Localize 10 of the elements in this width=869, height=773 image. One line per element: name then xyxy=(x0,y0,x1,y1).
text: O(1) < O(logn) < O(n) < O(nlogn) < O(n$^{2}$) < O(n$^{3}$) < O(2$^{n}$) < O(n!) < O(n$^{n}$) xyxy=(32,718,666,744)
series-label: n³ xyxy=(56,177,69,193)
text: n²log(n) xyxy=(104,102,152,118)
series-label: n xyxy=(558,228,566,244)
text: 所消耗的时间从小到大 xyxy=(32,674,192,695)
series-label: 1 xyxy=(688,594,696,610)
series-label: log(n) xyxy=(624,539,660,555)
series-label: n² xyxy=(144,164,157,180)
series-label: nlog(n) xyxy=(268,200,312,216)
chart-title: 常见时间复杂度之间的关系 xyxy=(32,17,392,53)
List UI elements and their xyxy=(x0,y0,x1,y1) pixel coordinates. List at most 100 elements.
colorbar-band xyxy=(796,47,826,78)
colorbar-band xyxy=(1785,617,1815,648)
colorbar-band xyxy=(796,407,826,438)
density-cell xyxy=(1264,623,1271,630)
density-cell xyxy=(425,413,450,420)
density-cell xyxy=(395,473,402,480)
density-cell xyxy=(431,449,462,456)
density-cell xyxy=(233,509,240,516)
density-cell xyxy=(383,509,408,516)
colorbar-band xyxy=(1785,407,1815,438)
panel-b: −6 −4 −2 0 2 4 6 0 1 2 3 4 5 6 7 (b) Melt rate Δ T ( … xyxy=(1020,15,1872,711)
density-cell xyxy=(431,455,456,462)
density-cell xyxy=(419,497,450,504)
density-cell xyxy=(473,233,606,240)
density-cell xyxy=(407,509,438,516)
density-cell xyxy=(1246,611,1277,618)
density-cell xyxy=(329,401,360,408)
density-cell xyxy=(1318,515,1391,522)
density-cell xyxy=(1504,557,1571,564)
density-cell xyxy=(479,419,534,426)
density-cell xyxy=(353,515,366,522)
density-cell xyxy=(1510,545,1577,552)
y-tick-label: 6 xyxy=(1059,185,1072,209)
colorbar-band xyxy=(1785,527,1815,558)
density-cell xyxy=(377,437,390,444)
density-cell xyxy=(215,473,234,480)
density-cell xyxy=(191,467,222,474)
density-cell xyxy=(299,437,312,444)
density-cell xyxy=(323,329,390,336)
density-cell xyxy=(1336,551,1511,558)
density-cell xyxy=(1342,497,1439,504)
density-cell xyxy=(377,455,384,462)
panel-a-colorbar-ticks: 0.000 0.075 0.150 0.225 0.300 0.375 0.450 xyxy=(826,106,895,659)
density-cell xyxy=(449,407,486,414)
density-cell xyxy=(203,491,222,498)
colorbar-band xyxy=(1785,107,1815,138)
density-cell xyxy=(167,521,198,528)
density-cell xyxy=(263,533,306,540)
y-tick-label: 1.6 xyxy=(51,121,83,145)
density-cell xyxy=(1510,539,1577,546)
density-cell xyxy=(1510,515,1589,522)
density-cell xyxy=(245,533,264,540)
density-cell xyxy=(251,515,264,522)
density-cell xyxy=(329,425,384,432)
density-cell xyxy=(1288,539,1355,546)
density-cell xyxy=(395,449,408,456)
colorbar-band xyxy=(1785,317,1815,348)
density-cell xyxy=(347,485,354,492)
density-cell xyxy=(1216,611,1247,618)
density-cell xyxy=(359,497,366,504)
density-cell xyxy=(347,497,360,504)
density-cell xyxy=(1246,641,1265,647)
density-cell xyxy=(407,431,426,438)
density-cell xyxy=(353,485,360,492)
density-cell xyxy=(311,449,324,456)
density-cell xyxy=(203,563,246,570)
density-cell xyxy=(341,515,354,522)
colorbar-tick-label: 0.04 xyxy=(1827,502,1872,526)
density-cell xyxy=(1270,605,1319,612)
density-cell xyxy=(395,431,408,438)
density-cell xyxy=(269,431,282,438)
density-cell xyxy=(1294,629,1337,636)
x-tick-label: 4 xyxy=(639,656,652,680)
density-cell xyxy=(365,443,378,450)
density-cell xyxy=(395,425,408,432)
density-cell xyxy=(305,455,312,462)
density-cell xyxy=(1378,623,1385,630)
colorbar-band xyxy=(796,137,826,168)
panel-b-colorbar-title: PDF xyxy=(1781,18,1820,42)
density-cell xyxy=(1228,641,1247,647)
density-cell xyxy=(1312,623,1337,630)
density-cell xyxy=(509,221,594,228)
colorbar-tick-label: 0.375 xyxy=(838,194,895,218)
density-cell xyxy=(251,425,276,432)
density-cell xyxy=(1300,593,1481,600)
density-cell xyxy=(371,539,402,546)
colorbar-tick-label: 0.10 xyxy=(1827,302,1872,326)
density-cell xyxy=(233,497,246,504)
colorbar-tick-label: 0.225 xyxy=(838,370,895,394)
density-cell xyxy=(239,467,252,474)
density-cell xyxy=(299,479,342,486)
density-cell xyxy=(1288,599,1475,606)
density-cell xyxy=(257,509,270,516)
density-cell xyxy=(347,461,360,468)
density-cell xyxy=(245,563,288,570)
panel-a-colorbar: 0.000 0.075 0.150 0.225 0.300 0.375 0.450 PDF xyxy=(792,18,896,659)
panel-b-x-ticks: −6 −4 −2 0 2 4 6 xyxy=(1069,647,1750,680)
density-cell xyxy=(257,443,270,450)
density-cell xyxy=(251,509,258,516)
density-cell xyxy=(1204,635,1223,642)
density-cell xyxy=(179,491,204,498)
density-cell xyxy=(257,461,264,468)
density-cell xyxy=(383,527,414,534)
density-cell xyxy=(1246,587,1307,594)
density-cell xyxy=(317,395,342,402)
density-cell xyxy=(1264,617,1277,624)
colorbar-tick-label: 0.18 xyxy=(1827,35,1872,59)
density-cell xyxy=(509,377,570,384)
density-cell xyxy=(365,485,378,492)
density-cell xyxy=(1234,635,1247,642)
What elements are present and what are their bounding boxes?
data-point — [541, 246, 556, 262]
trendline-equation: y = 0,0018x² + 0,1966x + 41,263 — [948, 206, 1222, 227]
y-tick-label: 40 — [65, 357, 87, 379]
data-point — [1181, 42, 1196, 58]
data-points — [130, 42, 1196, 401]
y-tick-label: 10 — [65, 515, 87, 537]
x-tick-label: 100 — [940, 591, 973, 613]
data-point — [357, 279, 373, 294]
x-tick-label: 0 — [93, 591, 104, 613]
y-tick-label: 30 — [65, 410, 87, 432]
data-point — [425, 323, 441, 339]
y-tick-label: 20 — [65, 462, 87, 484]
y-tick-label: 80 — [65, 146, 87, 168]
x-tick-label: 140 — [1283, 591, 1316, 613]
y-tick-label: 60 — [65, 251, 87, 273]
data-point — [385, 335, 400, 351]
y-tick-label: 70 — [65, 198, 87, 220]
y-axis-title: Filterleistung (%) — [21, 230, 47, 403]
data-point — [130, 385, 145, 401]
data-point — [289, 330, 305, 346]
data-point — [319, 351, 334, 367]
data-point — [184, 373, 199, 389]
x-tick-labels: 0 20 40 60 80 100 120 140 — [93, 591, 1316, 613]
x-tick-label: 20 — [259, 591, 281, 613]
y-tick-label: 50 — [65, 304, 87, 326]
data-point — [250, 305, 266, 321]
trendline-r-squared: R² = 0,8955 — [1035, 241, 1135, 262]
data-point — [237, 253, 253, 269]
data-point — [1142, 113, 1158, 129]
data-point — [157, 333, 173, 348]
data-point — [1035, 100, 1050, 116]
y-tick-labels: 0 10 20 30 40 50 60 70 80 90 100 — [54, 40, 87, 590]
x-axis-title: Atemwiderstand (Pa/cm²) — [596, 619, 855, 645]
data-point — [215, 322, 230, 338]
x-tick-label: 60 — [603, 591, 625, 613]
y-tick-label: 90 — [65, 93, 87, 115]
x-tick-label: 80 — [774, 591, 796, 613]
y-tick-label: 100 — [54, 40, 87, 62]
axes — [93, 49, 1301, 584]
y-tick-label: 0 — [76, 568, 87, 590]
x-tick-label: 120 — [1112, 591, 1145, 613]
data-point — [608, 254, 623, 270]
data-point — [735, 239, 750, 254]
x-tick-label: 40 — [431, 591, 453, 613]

::::::

- What is asked -
Copy the material from its first line through the line that contains "chart-title: 常见时间复杂度之间的关系 xyxy=(32,17,392,53)". Switch every "series-label" to "curve-label" and leave everything else unchanged.

- Solution to this exercise -
Localize 10 of the elements in this width=869, height=773 image. One line per element: name then xyxy=(x0,y0,x1,y1).
text: O(1) < O(logn) < O(n) < O(nlogn) < O(n$^{2}$) < O(n$^{3}$) < O(2$^{n}$) < O(n!) < O(n$^{n}$) xyxy=(32,718,666,744)
curve-label: n³ xyxy=(56,177,69,193)
text: n²log(n) xyxy=(104,102,152,118)
curve-label: n xyxy=(558,228,566,244)
text: 所消耗的时间从小到大 xyxy=(32,674,192,695)
curve-label: 1 xyxy=(688,594,696,610)
curve-label: log(n) xyxy=(624,539,660,555)
curve-label: n² xyxy=(144,164,157,180)
curve-label: nlog(n) xyxy=(268,200,312,216)
chart-title: 常见时间复杂度之间的关系 xyxy=(32,17,392,53)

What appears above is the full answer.